◆ **DIRECTIONS**
Collect each line containing "未来教育学院".
[start LISTING]
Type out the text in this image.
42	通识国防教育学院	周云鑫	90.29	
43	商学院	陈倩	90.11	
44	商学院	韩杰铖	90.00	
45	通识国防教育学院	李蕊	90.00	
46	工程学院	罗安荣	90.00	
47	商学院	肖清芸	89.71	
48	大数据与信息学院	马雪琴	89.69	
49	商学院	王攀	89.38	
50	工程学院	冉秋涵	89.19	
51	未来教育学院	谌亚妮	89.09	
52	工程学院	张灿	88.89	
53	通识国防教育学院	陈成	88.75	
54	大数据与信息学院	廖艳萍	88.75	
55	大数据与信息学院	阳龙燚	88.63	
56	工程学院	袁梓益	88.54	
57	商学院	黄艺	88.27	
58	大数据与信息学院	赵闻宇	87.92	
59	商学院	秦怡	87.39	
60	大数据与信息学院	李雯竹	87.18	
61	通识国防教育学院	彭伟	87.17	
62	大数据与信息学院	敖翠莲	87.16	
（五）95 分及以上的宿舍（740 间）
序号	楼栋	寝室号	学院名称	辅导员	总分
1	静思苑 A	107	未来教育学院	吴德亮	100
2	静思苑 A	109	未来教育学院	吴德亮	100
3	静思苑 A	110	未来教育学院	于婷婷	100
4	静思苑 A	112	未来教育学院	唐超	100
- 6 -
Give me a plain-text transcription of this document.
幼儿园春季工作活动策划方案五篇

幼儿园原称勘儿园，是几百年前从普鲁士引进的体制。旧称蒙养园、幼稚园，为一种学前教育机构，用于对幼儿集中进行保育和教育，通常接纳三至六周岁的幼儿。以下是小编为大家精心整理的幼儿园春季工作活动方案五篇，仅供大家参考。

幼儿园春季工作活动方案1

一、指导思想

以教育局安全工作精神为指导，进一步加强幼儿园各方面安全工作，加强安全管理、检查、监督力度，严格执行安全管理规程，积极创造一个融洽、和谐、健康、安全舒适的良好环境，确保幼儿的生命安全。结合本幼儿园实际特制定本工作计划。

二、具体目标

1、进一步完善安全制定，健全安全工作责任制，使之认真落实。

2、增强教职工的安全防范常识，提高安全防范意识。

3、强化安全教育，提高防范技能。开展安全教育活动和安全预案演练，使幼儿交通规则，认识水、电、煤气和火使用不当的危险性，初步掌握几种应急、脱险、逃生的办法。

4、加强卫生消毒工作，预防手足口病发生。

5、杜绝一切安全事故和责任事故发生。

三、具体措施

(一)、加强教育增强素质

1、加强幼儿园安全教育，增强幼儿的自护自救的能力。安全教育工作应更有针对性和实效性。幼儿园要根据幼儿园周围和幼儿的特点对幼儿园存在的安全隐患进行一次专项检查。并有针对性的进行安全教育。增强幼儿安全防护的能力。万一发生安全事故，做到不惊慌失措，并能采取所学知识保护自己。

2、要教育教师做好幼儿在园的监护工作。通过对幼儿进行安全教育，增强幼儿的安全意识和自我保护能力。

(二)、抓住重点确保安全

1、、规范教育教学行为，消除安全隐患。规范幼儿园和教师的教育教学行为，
[end LISTING]
◆ **SOLUTION FOR THIS EXERCISE**
51	未来教育学院	谌亚妮	89.09	
1	静思苑 A	107	未来教育学院	吴德亮	100
2	静思苑 A	109	未来教育学院	吴德亮	100
3	静思苑 A	110	未来教育学院	于婷婷	100
4	静思苑 A	112	未来教育学院	唐超	100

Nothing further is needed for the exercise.